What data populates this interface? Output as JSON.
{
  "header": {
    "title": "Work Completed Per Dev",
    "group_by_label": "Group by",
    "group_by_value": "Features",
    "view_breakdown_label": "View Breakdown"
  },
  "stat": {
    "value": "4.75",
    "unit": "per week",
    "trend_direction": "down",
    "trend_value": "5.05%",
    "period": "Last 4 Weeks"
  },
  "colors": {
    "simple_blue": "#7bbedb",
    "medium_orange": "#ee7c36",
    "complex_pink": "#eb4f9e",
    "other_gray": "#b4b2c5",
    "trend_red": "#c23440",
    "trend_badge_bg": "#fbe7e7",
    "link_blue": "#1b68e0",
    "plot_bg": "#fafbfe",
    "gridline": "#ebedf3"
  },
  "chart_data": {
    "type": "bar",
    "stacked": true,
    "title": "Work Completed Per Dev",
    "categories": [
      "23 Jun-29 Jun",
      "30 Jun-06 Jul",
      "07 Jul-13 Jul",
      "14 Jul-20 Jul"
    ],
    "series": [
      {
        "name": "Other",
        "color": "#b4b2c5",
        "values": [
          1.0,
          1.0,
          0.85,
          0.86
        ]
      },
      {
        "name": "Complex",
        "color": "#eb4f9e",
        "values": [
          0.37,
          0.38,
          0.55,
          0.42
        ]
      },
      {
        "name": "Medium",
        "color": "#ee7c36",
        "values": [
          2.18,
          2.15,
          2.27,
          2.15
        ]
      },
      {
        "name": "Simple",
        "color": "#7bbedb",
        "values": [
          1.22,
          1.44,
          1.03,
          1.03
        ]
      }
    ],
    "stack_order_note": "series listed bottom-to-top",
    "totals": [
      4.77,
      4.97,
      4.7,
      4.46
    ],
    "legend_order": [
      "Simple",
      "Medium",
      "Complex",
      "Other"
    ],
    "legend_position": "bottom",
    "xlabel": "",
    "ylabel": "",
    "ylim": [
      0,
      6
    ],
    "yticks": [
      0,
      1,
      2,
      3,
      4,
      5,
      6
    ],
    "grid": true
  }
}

^^^^^^^^

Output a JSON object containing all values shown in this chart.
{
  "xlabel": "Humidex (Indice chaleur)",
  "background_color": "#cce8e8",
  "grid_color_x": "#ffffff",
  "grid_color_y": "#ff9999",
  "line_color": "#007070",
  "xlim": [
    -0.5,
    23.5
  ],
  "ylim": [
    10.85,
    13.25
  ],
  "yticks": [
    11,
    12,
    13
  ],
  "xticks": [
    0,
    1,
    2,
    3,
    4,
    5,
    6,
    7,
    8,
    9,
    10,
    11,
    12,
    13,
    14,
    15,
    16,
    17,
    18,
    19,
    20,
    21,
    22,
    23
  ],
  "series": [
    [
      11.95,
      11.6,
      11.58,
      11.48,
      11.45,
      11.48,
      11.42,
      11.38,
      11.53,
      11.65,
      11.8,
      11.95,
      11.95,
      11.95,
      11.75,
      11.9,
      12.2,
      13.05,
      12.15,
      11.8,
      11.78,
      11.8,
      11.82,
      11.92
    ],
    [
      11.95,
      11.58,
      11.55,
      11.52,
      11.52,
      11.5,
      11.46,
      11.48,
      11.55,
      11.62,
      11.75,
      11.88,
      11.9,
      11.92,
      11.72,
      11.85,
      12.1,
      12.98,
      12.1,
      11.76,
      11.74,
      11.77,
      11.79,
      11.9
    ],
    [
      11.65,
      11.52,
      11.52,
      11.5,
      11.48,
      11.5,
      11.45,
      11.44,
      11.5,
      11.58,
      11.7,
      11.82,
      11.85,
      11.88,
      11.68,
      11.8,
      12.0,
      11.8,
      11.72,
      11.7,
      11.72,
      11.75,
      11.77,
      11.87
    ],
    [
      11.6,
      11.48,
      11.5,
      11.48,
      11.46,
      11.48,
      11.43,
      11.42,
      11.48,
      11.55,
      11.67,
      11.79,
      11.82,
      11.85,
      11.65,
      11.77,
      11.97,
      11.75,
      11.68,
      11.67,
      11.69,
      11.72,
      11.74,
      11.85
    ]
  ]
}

^^^^^^^^

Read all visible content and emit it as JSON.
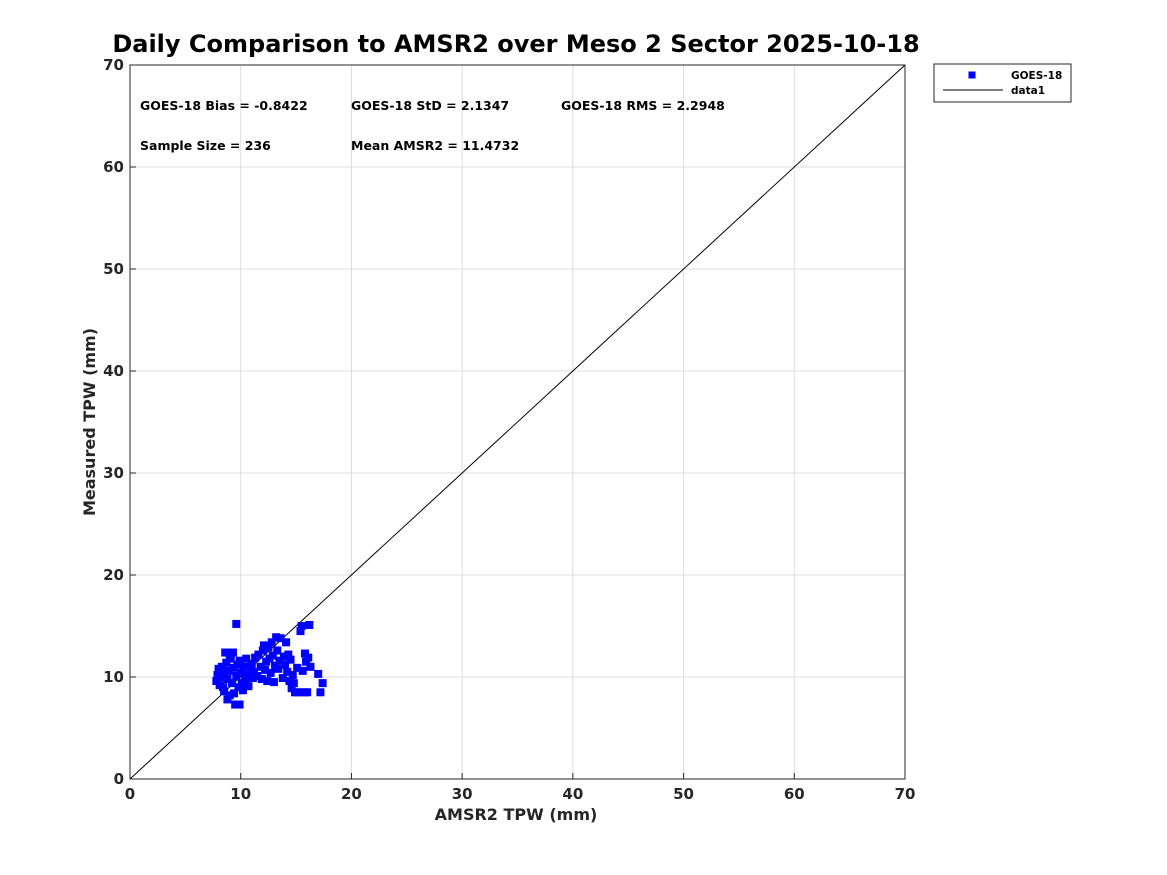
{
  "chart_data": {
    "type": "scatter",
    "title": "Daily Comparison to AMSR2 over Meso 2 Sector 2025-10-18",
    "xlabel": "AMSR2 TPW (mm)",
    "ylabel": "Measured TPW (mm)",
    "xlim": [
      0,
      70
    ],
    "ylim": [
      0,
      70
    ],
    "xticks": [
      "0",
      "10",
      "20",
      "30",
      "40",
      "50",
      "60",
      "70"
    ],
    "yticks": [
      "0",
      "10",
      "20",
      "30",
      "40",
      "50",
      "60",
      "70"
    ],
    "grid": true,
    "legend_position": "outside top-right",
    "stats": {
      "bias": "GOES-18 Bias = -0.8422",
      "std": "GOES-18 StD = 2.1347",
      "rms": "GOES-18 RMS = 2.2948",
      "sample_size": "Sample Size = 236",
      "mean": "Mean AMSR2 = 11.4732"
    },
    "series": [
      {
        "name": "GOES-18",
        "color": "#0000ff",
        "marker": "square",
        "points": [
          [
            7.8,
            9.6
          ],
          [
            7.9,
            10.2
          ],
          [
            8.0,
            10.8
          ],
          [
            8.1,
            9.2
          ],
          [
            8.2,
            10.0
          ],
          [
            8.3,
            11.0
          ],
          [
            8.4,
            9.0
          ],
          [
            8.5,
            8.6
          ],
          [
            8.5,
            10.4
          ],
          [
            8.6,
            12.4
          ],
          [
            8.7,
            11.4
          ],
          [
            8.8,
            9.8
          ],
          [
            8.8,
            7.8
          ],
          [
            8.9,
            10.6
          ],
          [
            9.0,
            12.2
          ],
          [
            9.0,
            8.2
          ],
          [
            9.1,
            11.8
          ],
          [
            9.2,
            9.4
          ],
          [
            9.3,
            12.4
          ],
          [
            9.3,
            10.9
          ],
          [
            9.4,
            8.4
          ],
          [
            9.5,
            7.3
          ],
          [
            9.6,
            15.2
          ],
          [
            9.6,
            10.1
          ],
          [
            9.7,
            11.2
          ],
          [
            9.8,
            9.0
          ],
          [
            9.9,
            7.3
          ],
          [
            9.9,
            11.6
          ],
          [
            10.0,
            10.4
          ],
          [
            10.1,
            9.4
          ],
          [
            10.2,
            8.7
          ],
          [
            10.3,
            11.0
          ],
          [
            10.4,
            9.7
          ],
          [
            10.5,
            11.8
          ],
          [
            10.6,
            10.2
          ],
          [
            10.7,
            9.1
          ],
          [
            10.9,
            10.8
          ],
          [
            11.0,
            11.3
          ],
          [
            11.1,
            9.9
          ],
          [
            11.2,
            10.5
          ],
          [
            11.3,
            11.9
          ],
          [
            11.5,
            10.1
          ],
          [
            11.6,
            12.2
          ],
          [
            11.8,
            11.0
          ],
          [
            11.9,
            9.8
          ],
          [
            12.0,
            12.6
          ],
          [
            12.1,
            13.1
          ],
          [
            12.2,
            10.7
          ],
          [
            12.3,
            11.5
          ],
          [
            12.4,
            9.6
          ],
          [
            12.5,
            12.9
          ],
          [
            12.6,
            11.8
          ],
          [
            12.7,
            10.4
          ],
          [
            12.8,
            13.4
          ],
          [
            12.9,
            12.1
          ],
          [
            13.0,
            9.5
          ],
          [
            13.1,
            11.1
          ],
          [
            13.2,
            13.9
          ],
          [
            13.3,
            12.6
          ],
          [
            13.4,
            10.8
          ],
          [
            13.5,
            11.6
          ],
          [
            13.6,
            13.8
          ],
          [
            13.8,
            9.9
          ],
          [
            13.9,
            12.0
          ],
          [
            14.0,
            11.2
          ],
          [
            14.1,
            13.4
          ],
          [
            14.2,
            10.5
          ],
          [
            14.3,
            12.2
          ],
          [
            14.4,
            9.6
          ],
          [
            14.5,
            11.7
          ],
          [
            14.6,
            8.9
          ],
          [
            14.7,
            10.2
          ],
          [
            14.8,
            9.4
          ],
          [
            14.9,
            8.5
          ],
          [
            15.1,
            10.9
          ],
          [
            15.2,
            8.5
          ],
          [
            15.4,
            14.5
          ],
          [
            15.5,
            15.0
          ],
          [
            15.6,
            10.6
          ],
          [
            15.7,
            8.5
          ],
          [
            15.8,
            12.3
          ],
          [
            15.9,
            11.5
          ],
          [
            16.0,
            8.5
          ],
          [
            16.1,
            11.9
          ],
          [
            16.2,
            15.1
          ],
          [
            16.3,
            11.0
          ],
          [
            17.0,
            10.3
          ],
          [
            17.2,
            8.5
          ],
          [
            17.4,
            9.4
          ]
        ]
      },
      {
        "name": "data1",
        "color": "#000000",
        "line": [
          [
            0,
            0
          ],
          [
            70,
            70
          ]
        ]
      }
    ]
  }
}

^^^^^^^^

THE PROBLEM: From the records above, how many lines include the word "series"? Only the number is wanted.

ANSWER TO THE TASK: 4